**Task description:** Repeat the material in full. Keep every line exactly as it is.

(Stored records)
----

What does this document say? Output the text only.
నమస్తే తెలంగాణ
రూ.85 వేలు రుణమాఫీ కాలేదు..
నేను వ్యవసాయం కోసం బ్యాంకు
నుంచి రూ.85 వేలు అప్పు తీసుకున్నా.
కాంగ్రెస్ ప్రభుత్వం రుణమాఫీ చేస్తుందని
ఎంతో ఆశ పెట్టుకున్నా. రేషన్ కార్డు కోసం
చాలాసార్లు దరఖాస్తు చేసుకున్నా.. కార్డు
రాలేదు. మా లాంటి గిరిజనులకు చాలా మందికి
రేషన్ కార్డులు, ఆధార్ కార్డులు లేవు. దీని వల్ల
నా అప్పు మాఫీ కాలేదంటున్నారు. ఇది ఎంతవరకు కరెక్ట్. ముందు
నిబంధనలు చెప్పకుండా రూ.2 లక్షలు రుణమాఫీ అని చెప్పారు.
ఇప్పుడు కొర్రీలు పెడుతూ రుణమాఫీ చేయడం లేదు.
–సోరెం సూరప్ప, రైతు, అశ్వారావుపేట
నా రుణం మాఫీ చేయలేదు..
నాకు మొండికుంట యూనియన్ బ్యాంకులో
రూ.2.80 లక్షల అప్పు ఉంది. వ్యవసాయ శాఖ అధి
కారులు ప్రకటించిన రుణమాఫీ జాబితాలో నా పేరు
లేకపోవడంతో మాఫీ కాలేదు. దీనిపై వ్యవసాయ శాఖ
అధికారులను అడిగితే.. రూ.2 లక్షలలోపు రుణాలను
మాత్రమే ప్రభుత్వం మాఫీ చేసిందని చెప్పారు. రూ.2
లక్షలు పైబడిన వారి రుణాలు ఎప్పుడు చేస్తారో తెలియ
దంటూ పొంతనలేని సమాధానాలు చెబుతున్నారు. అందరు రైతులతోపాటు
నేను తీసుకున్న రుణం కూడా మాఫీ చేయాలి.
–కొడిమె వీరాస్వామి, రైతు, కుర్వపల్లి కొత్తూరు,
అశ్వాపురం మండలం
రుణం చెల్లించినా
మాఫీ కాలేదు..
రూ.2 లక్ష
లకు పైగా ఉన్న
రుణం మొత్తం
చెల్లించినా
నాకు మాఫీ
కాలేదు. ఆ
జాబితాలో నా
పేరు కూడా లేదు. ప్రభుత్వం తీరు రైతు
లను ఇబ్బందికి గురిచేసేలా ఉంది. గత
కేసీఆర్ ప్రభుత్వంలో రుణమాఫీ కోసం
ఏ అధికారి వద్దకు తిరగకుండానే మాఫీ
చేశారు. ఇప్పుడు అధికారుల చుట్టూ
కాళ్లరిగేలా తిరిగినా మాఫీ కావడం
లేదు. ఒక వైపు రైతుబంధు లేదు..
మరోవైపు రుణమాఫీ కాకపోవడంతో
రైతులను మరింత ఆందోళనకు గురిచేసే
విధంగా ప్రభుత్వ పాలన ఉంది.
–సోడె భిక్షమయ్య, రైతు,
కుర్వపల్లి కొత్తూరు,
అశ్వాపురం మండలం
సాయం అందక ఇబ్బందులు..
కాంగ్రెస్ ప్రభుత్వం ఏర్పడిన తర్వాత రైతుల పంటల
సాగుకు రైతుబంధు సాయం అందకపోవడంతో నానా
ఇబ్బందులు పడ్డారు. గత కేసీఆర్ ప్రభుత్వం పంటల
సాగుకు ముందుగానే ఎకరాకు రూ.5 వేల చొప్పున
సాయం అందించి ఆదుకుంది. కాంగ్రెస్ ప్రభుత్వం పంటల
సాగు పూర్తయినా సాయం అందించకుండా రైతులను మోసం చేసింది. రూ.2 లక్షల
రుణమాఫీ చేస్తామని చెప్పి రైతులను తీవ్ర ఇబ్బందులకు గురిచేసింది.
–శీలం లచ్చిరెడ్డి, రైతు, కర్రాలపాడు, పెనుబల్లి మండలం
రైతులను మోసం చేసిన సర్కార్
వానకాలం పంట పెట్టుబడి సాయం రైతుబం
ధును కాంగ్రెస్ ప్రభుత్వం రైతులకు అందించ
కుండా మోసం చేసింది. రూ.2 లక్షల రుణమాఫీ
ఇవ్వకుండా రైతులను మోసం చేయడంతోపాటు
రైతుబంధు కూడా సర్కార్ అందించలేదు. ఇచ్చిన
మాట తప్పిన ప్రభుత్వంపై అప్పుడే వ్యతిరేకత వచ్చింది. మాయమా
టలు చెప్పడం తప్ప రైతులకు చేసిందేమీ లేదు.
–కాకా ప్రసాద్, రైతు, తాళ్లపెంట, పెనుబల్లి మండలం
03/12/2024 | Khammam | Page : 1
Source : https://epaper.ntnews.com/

----

**Output for this exercise:**
What does this document say? Output the text only.
నమస్తే తెలంగాణ
రూ.85 వేలు రుణమాఫీ కాలేదు..
నేను వ్యవసాయం కోసం బ్యాంకు
నుంచి రూ.85 వేలు అప్పు తీసుకున్నా.
కాంగ్రెస్ ప్రభుత్వం రుణమాఫీ చేస్తుందని
ఎంతో ఆశ పెట్టుకున్నా. రేషన్ కార్డు కోసం
చాలాసార్లు దరఖాస్తు చేసుకున్నా.. కార్డు
రాలేదు. మా లాంటి గిరిజనులకు చాలా మందికి
రేషన్ కార్డులు, ఆధార్ కార్డులు లేవు. దీని వల్ల
నా అప్పు మాఫీ కాలేదంటున్నారు. ఇది ఎంతవరకు కరెక్ట్. ముందు
నిబంధనలు చెప్పకుండా రూ.2 లక్షలు రుణమాఫీ అని చెప్పారు.
ఇప్పుడు కొర్రీలు పెడుతూ రుణమాఫీ చేయడం లేదు.
–సోరెం సూరప్ప, రైతు, అశ్వారావుపేట
నా రుణం మాఫీ చేయలేదు..
నాకు మొండికుంట యూనియన్ బ్యాంకులో
రూ.2.80 లక్షల అప్పు ఉంది. వ్యవసాయ శాఖ అధి
కారులు ప్రకటించిన రుణమాఫీ జాబితాలో నా పేరు
లేకపోవడంతో మాఫీ కాలేదు. దీనిపై వ్యవసాయ శాఖ
అధికారులను అడిగితే.. రూ.2 లక్షలలోపు రుణాలను
మాత్రమే ప్రభుత్వం మాఫీ చేసిందని చెప్పారు. రూ.2
లక్షలు పైబడిన వారి రుణాలు ఎప్పుడు చేస్తారో తెలియ
దంటూ పొంతనలేని సమాధానాలు చెబుతున్నారు. అందరు రైతులతోపాటు
నేను తీసుకున్న రుణం కూడా మాఫీ చేయాలి.
–కొడిమె వీరాస్వామి, రైతు, కుర్వపల్లి కొత్తూరు,
అశ్వాపురం మండలం
రుణం చెల్లించినా
మాఫీ కాలేదు..
రూ.2 లక్ష
లకు పైగా ఉన్న
రుణం మొత్తం
చెల్లించినా
నాకు మాఫీ
కాలేదు. ఆ
జాబితాలో నా
పేరు కూడా లేదు. ప్రభుత్వం తీరు రైతు
లను ఇబ్బందికి గురిచేసేలా ఉంది. గత
కేసీఆర్ ప్రభుత్వంలో రుణమాఫీ కోసం
ఏ అధికారి వద్దకు తిరగకుండానే మాఫీ
చేశారు. ఇప్పుడు అధికారుల చుట్టూ
కాళ్లరిగేలా తిరిగినా మాఫీ కావడం
లేదు. ఒక వైపు రైతుబంధు లేదు..
మరోవైపు రుణమాఫీ కాకపోవడంతో
రైతులను మరింత ఆందోళనకు గురిచేసే
విధంగా ప్రభుత్వ పాలన ఉంది.
–సోడె భిక్షమయ్య, రైతు,
కుర్వపల్లి కొత్తూరు,
అశ్వాపురం మండలం
సాయం అందక ఇబ్బందులు..
కాంగ్రెస్ ప్రభుత్వం ఏర్పడిన తర్వాత రైతుల పంటల
సాగుకు రైతుబంధు సాయం అందకపోవడంతో నానా
ఇబ్బందులు పడ్డారు. గత కేసీఆర్ ప్రభుత్వం పంటల
సాగుకు ముందుగానే ఎకరాకు రూ.5 వేల చొప్పున
సాయం అందించి ఆదుకుంది. కాంగ్రెస్ ప్రభుత్వం పంటల
సాగు పూర్తయినా సాయం అందించకుండా రైతులను మోసం చేసింది. రూ.2 లక్షల
రుణమాఫీ చేస్తామని చెప్పి రైతులను తీవ్ర ఇబ్బందులకు గురిచేసింది.
–శీలం లచ్చిరెడ్డి, రైతు, కర్రాలపాడు, పెనుబల్లి మండలం
రైతులను మోసం చేసిన సర్కార్
వానకాలం పంట పెట్టుబడి సాయం రైతుబం
ధును కాంగ్రెస్ ప్రభుత్వం రైతులకు అందించ
కుండా మోసం చేసింది. రూ.2 లక్షల రుణమాఫీ
ఇవ్వకుండా రైతులను మోసం చేయడంతోపాటు
రైతుబంధు కూడా సర్కార్ అందించలేదు. ఇచ్చిన
మాట తప్పిన ప్రభుత్వంపై అప్పుడే వ్యతిరేకత వచ్చింది. మాయమా
టలు చెప్పడం తప్ప రైతులకు చేసిందేమీ లేదు.
–కాకా ప్రసాద్, రైతు, తాళ్లపెంట, పెనుబల్లి మండలం
03/12/2024 | Khammam | Page : 1
Source : https://epaper.ntnews.com/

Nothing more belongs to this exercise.